### Consigne 1
Recopiez à l'identique les lignes des données, en commençant par celle qui contient « y-tick-label: -2 (21, 149, 30, 157) » et en terminant par celle qui contient « data-point (104, 220, 114, 231) », ces deux lignes comprises.

### Extrait du texte
Message de "NO PASARAN"

A l'attention de la rencontre,

L'ensemble des réflexions du texte d'invitation aux rencontres de Venise mériterait une réponse à tous les thèmes abordés. Et si nous nous retrouvons sur de nombreux points, il y aurait forcément des sujets à approfondir, notamment sur la question des identités et des revendications nationalitaires. Si en Italie, la Lega est la force revendicatrice d'un sécessionisme raciste en France, les mouvements de revendications identitaires, certes plus faibles, se situent dans leur grande majorité dans une optique "progressiste", et ont participé activement aux luttes de sans-papiers . C'est d'ailleurs sur cette question que nous vous envoyons ce petit texte, car pour notre mouvement No Pasaran, cette lutte cristallise un ensemble de situations et de questionnements sur ce qu'est la société française et son évolution tant d'un point de vue politique, que social et culturel.

La lutte des sans-papiers qui a démarré le 23 mars 1996 à l'Eglise Saint Ambroise à Paris n'est toujours pas finie. Elle est la suite d'une longue série de luttes qui se sont déroulées en France depuis plus de vingt ans. De la lutte des foyers Sonacotra fin des années 70 en passant par la Marche des Beurs en 1983, Convergence pour l'égalité en 1984 ou encore la lutte des Déboutés du droit d ' asile en 1991 (contre la loi Joxe), contre la Double Peine (Prison + Expulsion) en 91, les différentes communautés immigrées ont toujours su à des périodes difficiles trouver leur autonomie vis-à-vis des associations et des partis politiques pour affirmer haut et fort leur détermination à pouvoir vivre ici.

Depuis le 23 mars 1996, les sans-papiers ont mené de multiples initiatives pour faire reculer la xénophobie institutionnelle et obliger la société à prendre en compte leur existence sur le sol “français”. Faisant appel aussi à la solidarité internationale en insistant sur le fait que leur lutte n'est pas isolée, mais doit s'insérer dans l'opposition aux accords de Schengen, dont l'objectif est de faire de l'Europe une forteresse.

### Consigne 2
Reproduisez fidèlement le passage du message de No Pasaran qui commence par « La lutte des sans-papiers » et se termine par « pouvoir vivre ici. ».

Entrées de mise en page issues d'images
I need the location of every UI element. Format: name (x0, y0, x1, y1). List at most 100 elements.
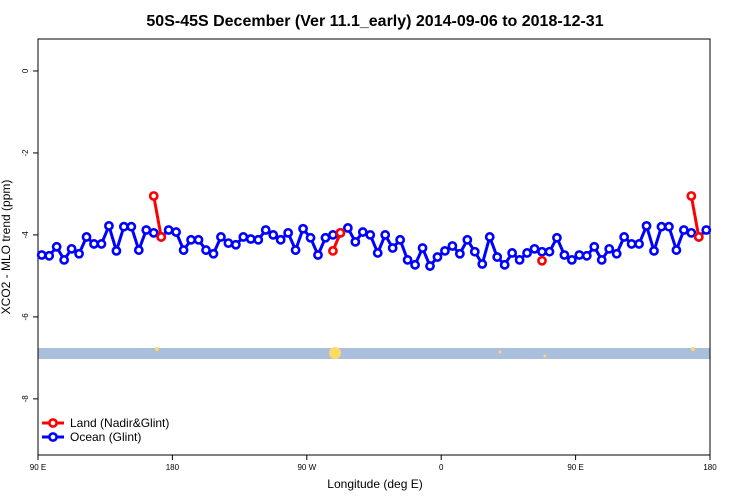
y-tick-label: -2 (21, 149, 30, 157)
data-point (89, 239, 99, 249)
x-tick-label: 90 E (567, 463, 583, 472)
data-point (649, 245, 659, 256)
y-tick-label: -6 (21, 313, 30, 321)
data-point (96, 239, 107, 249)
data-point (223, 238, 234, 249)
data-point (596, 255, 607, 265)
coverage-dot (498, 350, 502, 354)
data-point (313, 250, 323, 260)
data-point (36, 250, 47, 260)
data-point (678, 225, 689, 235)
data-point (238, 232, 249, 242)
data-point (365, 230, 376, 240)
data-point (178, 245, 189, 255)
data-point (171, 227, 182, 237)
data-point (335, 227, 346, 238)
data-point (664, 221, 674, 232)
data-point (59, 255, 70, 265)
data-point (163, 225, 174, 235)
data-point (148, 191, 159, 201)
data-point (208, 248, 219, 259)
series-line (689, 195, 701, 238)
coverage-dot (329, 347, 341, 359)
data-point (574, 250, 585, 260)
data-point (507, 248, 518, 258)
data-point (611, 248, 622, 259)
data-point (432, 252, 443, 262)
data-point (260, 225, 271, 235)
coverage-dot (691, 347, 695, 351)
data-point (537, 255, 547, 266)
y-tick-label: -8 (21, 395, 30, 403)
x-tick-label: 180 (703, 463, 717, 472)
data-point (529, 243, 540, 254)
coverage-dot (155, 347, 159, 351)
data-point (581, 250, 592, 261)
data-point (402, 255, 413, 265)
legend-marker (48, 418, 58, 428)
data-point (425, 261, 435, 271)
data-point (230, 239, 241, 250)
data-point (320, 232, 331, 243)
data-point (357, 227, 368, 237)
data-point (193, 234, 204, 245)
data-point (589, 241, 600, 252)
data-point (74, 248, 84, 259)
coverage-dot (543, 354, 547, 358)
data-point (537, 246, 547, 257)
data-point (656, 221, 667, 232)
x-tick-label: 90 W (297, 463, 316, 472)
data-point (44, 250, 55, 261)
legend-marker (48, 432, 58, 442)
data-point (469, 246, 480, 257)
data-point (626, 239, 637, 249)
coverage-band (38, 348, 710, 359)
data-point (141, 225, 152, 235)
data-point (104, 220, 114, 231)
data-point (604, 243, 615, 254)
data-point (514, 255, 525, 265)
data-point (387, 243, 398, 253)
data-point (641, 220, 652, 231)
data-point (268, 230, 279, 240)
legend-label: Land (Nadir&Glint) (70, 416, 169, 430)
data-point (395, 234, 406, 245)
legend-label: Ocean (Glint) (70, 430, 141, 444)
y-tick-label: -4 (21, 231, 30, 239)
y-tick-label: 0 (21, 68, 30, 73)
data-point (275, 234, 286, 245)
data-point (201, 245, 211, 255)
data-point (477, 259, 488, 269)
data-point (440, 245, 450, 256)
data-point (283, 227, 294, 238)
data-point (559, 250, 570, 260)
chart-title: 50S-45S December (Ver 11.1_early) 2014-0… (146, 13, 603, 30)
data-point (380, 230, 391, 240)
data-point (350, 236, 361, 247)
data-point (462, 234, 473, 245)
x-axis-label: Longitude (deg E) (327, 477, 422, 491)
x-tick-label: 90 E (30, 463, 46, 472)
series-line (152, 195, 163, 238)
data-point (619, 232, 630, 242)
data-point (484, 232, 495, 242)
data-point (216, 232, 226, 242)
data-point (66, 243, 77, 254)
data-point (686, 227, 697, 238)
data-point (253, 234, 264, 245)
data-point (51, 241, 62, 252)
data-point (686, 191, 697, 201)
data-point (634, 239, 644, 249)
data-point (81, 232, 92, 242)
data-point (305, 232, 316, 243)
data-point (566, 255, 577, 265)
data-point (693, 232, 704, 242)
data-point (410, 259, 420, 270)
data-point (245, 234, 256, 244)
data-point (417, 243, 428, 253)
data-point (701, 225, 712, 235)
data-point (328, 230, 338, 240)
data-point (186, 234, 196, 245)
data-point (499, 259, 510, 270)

### Résultat attendu 1
y-tick-label: -2 (21, 149, 30, 157)
data-point (89, 239, 99, 249)
x-tick-label: 90 E (567, 463, 583, 472)
data-point (649, 245, 659, 256)
y-tick-label: -6 (21, 313, 30, 321)
data-point (96, 239, 107, 249)
data-point (223, 238, 234, 249)
data-point (596, 255, 607, 265)
coverage-dot (498, 350, 502, 354)
data-point (313, 250, 323, 260)
data-point (36, 250, 47, 260)
data-point (678, 225, 689, 235)
data-point (238, 232, 249, 242)
data-point (365, 230, 376, 240)
data-point (178, 245, 189, 255)
data-point (171, 227, 182, 237)
data-point (335, 227, 346, 238)
data-point (664, 221, 674, 232)
data-point (59, 255, 70, 265)
data-point (163, 225, 174, 235)
data-point (148, 191, 159, 201)
data-point (208, 248, 219, 259)
series-line (689, 195, 701, 238)
coverage-dot (329, 347, 341, 359)
data-point (574, 250, 585, 260)
data-point (507, 248, 518, 258)
data-point (611, 248, 622, 259)
data-point (432, 252, 443, 262)
data-point (260, 225, 271, 235)
coverage-dot (691, 347, 695, 351)
data-point (537, 255, 547, 266)
y-tick-label: -8 (21, 395, 30, 403)
x-tick-label: 180 (703, 463, 717, 472)
data-point (529, 243, 540, 254)
coverage-dot (155, 347, 159, 351)
data-point (581, 250, 592, 261)
data-point (402, 255, 413, 265)
legend-marker (48, 418, 58, 428)
data-point (425, 261, 435, 271)
data-point (230, 239, 241, 250)
data-point (320, 232, 331, 243)
data-point (357, 227, 368, 237)
data-point (193, 234, 204, 245)
data-point (589, 241, 600, 252)
data-point (74, 248, 84, 259)
coverage-dot (543, 354, 547, 358)
data-point (537, 246, 547, 257)
data-point (656, 221, 667, 232)
x-tick-label: 90 W (297, 463, 316, 472)
data-point (44, 250, 55, 261)
legend-marker (48, 432, 58, 442)
data-point (469, 246, 480, 257)
data-point (626, 239, 637, 249)
coverage-band (38, 348, 710, 359)
data-point (141, 225, 152, 235)
data-point (104, 220, 114, 231)

### Résultat attendu 2
La lutte des sans-papiers qui a démarré le 23 mars 1996 à l'Eglise Saint Ambroise à Paris n'est toujours pas finie. Elle est la suite d'une longue série de luttes qui se sont déroulées en France depuis plus de vingt ans. De la lutte des foyers Sonacotra fin des années 70 en passant par la Marche des Beurs en 1983, Convergence pour l'égalité en 1984 ou encore la lutte des Déboutés du droit d ' asile en 1991 (contre la loi Joxe), contre la Double Peine (Prison + Expulsion) en 91, les différentes communautés immigrées ont toujours su à des périodes difficiles trouver leur autonomie vis-à-vis des associations et des partis politiques pour affirmer haut et fort leur détermination à pouvoir vivre ici.